+++ Task input +++

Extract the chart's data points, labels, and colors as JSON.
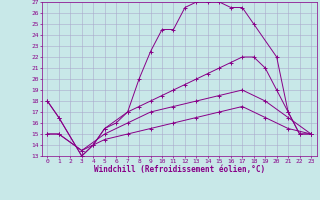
{
  "xlabel": "Windchill (Refroidissement éolien,°C)",
  "bg_color": "#c8e8e8",
  "line_color": "#880088",
  "grid_color": "#aaaacc",
  "xlim": [
    -0.5,
    23.5
  ],
  "ylim": [
    13,
    27
  ],
  "xticks": [
    0,
    1,
    2,
    3,
    4,
    5,
    6,
    7,
    8,
    9,
    10,
    11,
    12,
    13,
    14,
    15,
    16,
    17,
    18,
    19,
    20,
    21,
    22,
    23
  ],
  "yticks": [
    13,
    14,
    15,
    16,
    17,
    18,
    19,
    20,
    21,
    22,
    23,
    24,
    25,
    26,
    27
  ],
  "curve1_x": [
    0,
    1,
    3,
    4,
    5,
    6,
    7,
    8,
    9,
    10,
    11,
    12,
    13,
    14,
    15,
    16,
    17,
    18,
    20,
    21,
    22,
    23
  ],
  "curve1_y": [
    18,
    16.5,
    13,
    14,
    15.5,
    16,
    17,
    20,
    22.5,
    24.5,
    24.5,
    26.5,
    27,
    27,
    27,
    26.5,
    26.5,
    25,
    22,
    17,
    15,
    15
  ],
  "curve2_x": [
    0,
    1,
    3,
    4,
    5,
    7,
    8,
    9,
    10,
    11,
    12,
    13,
    14,
    15,
    16,
    17,
    18,
    19,
    20,
    21,
    22,
    23
  ],
  "curve2_y": [
    18,
    16.5,
    13,
    14,
    15.5,
    17,
    17.5,
    18,
    18.5,
    19,
    19.5,
    20,
    20.5,
    21,
    21.5,
    22,
    22,
    21,
    19,
    17,
    15,
    15
  ],
  "curve3_x": [
    0,
    1,
    3,
    5,
    7,
    9,
    11,
    13,
    15,
    17,
    19,
    21,
    23
  ],
  "curve3_y": [
    15,
    15,
    13.5,
    15,
    16,
    17,
    17.5,
    18,
    18.5,
    19,
    18,
    16.5,
    15
  ],
  "curve4_x": [
    0,
    1,
    3,
    5,
    7,
    9,
    11,
    13,
    15,
    17,
    19,
    21,
    23
  ],
  "curve4_y": [
    15,
    15,
    13.5,
    14.5,
    15,
    15.5,
    16,
    16.5,
    17,
    17.5,
    16.5,
    15.5,
    15
  ]
}
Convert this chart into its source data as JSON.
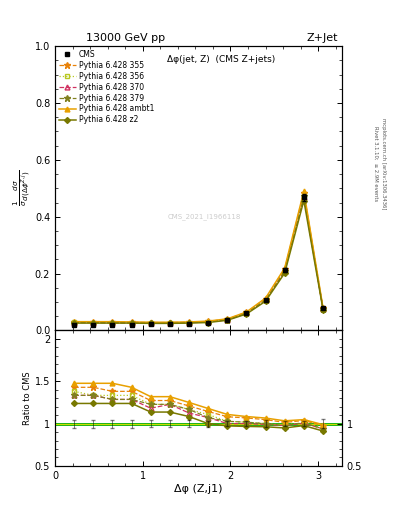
{
  "title_top": "13000 GeV pp",
  "title_right": "Z+Jet",
  "subplot_title": "Δφ(jet, Z)  (CMS Z+jets)",
  "xlabel": "Δφ (Z,j1)",
  "ylabel_main": "$\\frac{1}{\\sigma}\\frac{d\\sigma}{d(\\Delta\\phi^{Z,j})}$",
  "ylabel_ratio": "Ratio to CMS",
  "watermark": "CMS_2021_I1966118",
  "right_label": "Rivet 3.1.10;  ≥ 2.9M events",
  "right_label2": "mcplots.cern.ch [arXiv:1306.3436]",
  "cms_x": [
    0.218,
    0.436,
    0.655,
    0.873,
    1.091,
    1.309,
    1.527,
    1.745,
    1.964,
    2.182,
    2.4,
    2.618,
    2.836,
    3.055
  ],
  "cms_y": [
    0.021,
    0.021,
    0.021,
    0.021,
    0.022,
    0.022,
    0.024,
    0.028,
    0.037,
    0.06,
    0.107,
    0.213,
    0.468,
    0.08
  ],
  "cms_yerr": [
    0.001,
    0.001,
    0.001,
    0.001,
    0.001,
    0.001,
    0.001,
    0.001,
    0.001,
    0.002,
    0.004,
    0.007,
    0.012,
    0.004
  ],
  "py355_y": [
    0.03,
    0.03,
    0.029,
    0.029,
    0.028,
    0.028,
    0.029,
    0.032,
    0.04,
    0.064,
    0.112,
    0.216,
    0.485,
    0.078
  ],
  "py356_y": [
    0.029,
    0.028,
    0.028,
    0.028,
    0.027,
    0.027,
    0.028,
    0.031,
    0.038,
    0.061,
    0.107,
    0.209,
    0.474,
    0.076
  ],
  "py370_y": [
    0.028,
    0.028,
    0.027,
    0.027,
    0.026,
    0.027,
    0.027,
    0.03,
    0.037,
    0.06,
    0.106,
    0.208,
    0.47,
    0.075
  ],
  "py379_y": [
    0.028,
    0.028,
    0.027,
    0.027,
    0.027,
    0.027,
    0.028,
    0.03,
    0.038,
    0.061,
    0.107,
    0.208,
    0.472,
    0.075
  ],
  "pyambt1_y": [
    0.031,
    0.031,
    0.031,
    0.03,
    0.029,
    0.029,
    0.03,
    0.033,
    0.041,
    0.065,
    0.114,
    0.22,
    0.49,
    0.079
  ],
  "pyz2_y": [
    0.026,
    0.026,
    0.026,
    0.026,
    0.025,
    0.025,
    0.026,
    0.028,
    0.036,
    0.058,
    0.103,
    0.202,
    0.457,
    0.073
  ],
  "color_355": "#e8820a",
  "color_356": "#b8c820",
  "color_370": "#d03060",
  "color_379": "#808020",
  "color_ambt1": "#e8a000",
  "color_z2": "#787800",
  "ylim_main": [
    0.0,
    1.0
  ],
  "ylim_ratio": [
    0.5,
    2.1
  ],
  "xlim": [
    0.0,
    3.27
  ],
  "yticks_main": [
    0.0,
    0.2,
    0.4,
    0.6,
    0.8,
    1.0
  ],
  "yticks_ratio": [
    0.5,
    1.0,
    1.5,
    2.0
  ],
  "xticks": [
    0,
    1,
    2,
    3
  ]
}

+++

• _Written request_: Using the records above, gather all lines where the string "data" is present.

• _Written response_:
Extract the chart's data points, labels, and colors as JSON.
Convert this chart into its source data as JSON.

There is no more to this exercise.